> **Problem statement**: Find all lines in the listing that include the word "letter", then copy them.

> **Data listing**:

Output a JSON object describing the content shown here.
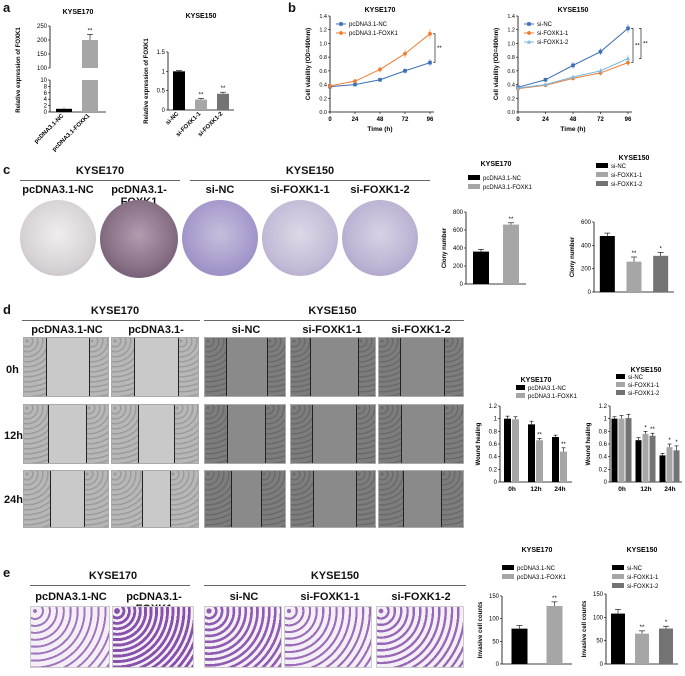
{
  "panels": {
    "a": {
      "letter": "a"
    },
    "b": {
      "letter": "b"
    },
    "c": {
      "letter": "c"
    },
    "d": {
      "letter": "d"
    },
    "e": {
      "letter": "e"
    }
  },
  "headers": {
    "kyse170": "KYSE170",
    "kyse150": "KYSE150"
  },
  "groups": {
    "pc_nc": "pcDNA3.1-NC",
    "pc_foxk1": "pcDNA3.1-FOXK1",
    "si_nc": "si-NC",
    "si_foxk1_1": "si-FOXK1-1",
    "si_foxk1_2": "si-FOXK1-2"
  },
  "timepoints": [
    "0h",
    "12h",
    "24h"
  ],
  "colors": {
    "black_bar": "#000000",
    "grey_bar": "#a6a6a6",
    "dark_grey_bar": "#737373",
    "line_blue": "#3d6fb6",
    "line_orange": "#ee7d31",
    "line_lightblue": "#79b7e0",
    "dish_purple": "#8a5d9e",
    "stain_purple": "#7b3fa3",
    "wound_grey": "#8e8e8e"
  },
  "chart_data": [
    {
      "id": "a1",
      "type": "bar",
      "title": "KYSE170",
      "ylabel": "Relative expression of FOXK1",
      "categories": [
        "pcDNA3.1-NC",
        "pcDNA3.1-FOXK1"
      ],
      "values": [
        1,
        200
      ],
      "errors": [
        0.3,
        20
      ],
      "colors": [
        "#000000",
        "#a6a6a6"
      ],
      "broken_axis": true,
      "ylim_lower": [
        0,
        10
      ],
      "ylim_upper": [
        100,
        250
      ],
      "yticks_lower": [
        0,
        2,
        4,
        6,
        8,
        10
      ],
      "yticks_upper": [
        100,
        150,
        200,
        250
      ],
      "annotations": [
        "",
        "**"
      ]
    },
    {
      "id": "a2",
      "type": "bar",
      "title": "KYSE150",
      "ylabel": "Relative expression of FOXK1",
      "categories": [
        "si-NC",
        "si-FOXK1-1",
        "si-FOXK1-2"
      ],
      "values": [
        1.0,
        0.27,
        0.42
      ],
      "errors": [
        0.02,
        0.03,
        0.04
      ],
      "colors": [
        "#000000",
        "#a6a6a6",
        "#737373"
      ],
      "ylim": [
        0,
        1.5
      ],
      "yticks": [
        0,
        0.5,
        1.0,
        1.5
      ],
      "annotations": [
        "",
        "**",
        "**"
      ]
    },
    {
      "id": "b1",
      "type": "line",
      "title": "KYSE170",
      "xlabel": "Time (h)",
      "ylabel": "Cell viability (OD=490nm)",
      "x": [
        0,
        24,
        48,
        72,
        96
      ],
      "ylim": [
        0,
        1.4
      ],
      "yticks": [
        0,
        0.2,
        0.4,
        0.6,
        0.8,
        1.0,
        1.2,
        1.4
      ],
      "series": [
        {
          "name": "pcDNA3.1-NC",
          "values": [
            0.37,
            0.4,
            0.47,
            0.6,
            0.72
          ],
          "errors": [
            0.02,
            0.02,
            0.03,
            0.04,
            0.05
          ],
          "color": "#3d6fb6",
          "marker": "square"
        },
        {
          "name": "pcDNA3.1-FOXK1",
          "values": [
            0.38,
            0.45,
            0.62,
            0.85,
            1.14
          ],
          "errors": [
            0.02,
            0.03,
            0.04,
            0.06,
            0.07
          ],
          "color": "#ee7d31",
          "marker": "circle"
        }
      ],
      "annotations": [
        "**"
      ]
    },
    {
      "id": "b2",
      "type": "line",
      "title": "KYSE150",
      "xlabel": "Time (h)",
      "ylabel": "Cell viability (OD=490nm)",
      "x": [
        0,
        24,
        48,
        72,
        96
      ],
      "ylim": [
        0,
        1.4
      ],
      "yticks": [
        0,
        0.2,
        0.4,
        0.6,
        0.8,
        1.0,
        1.2,
        1.4
      ],
      "series": [
        {
          "name": "si-NC",
          "values": [
            0.36,
            0.47,
            0.68,
            0.88,
            1.22
          ],
          "errors": [
            0.02,
            0.03,
            0.05,
            0.05,
            0.06
          ],
          "color": "#3d6fb6",
          "marker": "square"
        },
        {
          "name": "si-FOXK1-1",
          "values": [
            0.34,
            0.39,
            0.49,
            0.57,
            0.72
          ],
          "errors": [
            0.02,
            0.02,
            0.03,
            0.04,
            0.05
          ],
          "color": "#ee7d31",
          "marker": "circle"
        },
        {
          "name": "si-FOXK1-2",
          "values": [
            0.35,
            0.4,
            0.51,
            0.6,
            0.78
          ],
          "errors": [
            0.02,
            0.03,
            0.03,
            0.04,
            0.05
          ],
          "color": "#79b7e0",
          "marker": "triangle"
        }
      ],
      "annotations": [
        "**",
        "**"
      ]
    },
    {
      "id": "c1",
      "type": "bar",
      "title": "KYSE170",
      "ylabel": "Clony number",
      "categories": [
        "pcDNA3.1-NC",
        "pcDNA3.1-FOXK1"
      ],
      "values": [
        360,
        660
      ],
      "errors": [
        25,
        20
      ],
      "colors": [
        "#000000",
        "#a6a6a6"
      ],
      "ylim": [
        0,
        800
      ],
      "yticks": [
        0,
        200,
        400,
        600,
        800
      ],
      "annotations": [
        "",
        "**"
      ],
      "legend": "top-left"
    },
    {
      "id": "c2",
      "type": "bar",
      "title": "KYSE150",
      "ylabel": "Clony number",
      "categories": [
        "si-NC",
        "si-FOXK1-1",
        "si-FOXK1-2"
      ],
      "values": [
        480,
        260,
        310
      ],
      "errors": [
        25,
        40,
        30
      ],
      "colors": [
        "#000000",
        "#a6a6a6",
        "#737373"
      ],
      "ylim": [
        0,
        600
      ],
      "yticks": [
        0,
        200,
        400,
        600
      ],
      "annotations": [
        "",
        "**",
        "*"
      ],
      "legend": "top-right"
    },
    {
      "id": "d1",
      "type": "bar",
      "title": "KYSE170",
      "ylabel": "Wound healing",
      "categories": [
        "0h",
        "12h",
        "24h"
      ],
      "series": [
        {
          "name": "pcDNA3.1-NC",
          "values": [
            1.0,
            0.91,
            0.71
          ],
          "errors": [
            0.04,
            0.05,
            0.03
          ],
          "color": "#000000"
        },
        {
          "name": "pcDNA3.1-FOXK1",
          "values": [
            0.99,
            0.66,
            0.48
          ],
          "errors": [
            0.04,
            0.03,
            0.06
          ],
          "color": "#a6a6a6"
        }
      ],
      "ylim": [
        0,
        1.2
      ],
      "yticks": [
        0,
        0.2,
        0.4,
        0.6,
        0.8,
        1.0,
        1.2
      ],
      "annotations": [
        [
          "",
          ""
        ],
        [
          "",
          "**"
        ],
        [
          "",
          "**"
        ]
      ],
      "legend": "top-right"
    },
    {
      "id": "d2",
      "type": "bar",
      "title": "KYSE150",
      "ylabel": "Wound healing",
      "categories": [
        "0h",
        "12h",
        "24h"
      ],
      "series": [
        {
          "name": "si-NC",
          "values": [
            1.0,
            0.66,
            0.42
          ],
          "errors": [
            0.03,
            0.04,
            0.03
          ],
          "color": "#000000"
        },
        {
          "name": "si-FOXK1-1",
          "values": [
            1.0,
            0.76,
            0.55
          ],
          "errors": [
            0.05,
            0.04,
            0.05
          ],
          "color": "#a6a6a6"
        },
        {
          "name": "si-FOXK1-2",
          "values": [
            1.01,
            0.73,
            0.5
          ],
          "errors": [
            0.06,
            0.04,
            0.07
          ],
          "color": "#737373"
        }
      ],
      "ylim": [
        0,
        1.2
      ],
      "yticks": [
        0,
        0.2,
        0.4,
        0.6,
        0.8,
        1.0,
        1.2
      ],
      "annotations": [
        [
          "",
          "",
          ""
        ],
        [
          "",
          "*",
          "**"
        ],
        [
          "",
          "*",
          "*"
        ]
      ],
      "legend": "top-right"
    },
    {
      "id": "e1",
      "type": "bar",
      "title": "KYSE170",
      "ylabel": "Invasive cell counts",
      "categories": [
        "pcDNA3.1-NC",
        "pcDNA3.1-FOXK1"
      ],
      "values": [
        78,
        128
      ],
      "errors": [
        7,
        9
      ],
      "colors": [
        "#000000",
        "#a6a6a6"
      ],
      "ylim": [
        0,
        150
      ],
      "yticks": [
        0,
        50,
        100,
        150
      ],
      "annotations": [
        "",
        "**"
      ],
      "legend": "top-left"
    },
    {
      "id": "e2",
      "type": "bar",
      "title": "KYSE150",
      "ylabel": "Invasive cell counts",
      "categories": [
        "si-NC",
        "si-FOXK1-1",
        "si-FOXK1-2"
      ],
      "values": [
        108,
        65,
        76
      ],
      "errors": [
        9,
        6,
        5
      ],
      "colors": [
        "#000000",
        "#a6a6a6",
        "#737373"
      ],
      "ylim": [
        0,
        150
      ],
      "yticks": [
        0,
        50,
        100,
        150
      ],
      "annotations": [
        "",
        "**",
        "*"
      ],
      "legend": "top-right"
    }
  ]
}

> **Answer**:
      "letter": "a"
      "letter": "b"
      "letter": "c"
      "letter": "d"
      "letter": "e"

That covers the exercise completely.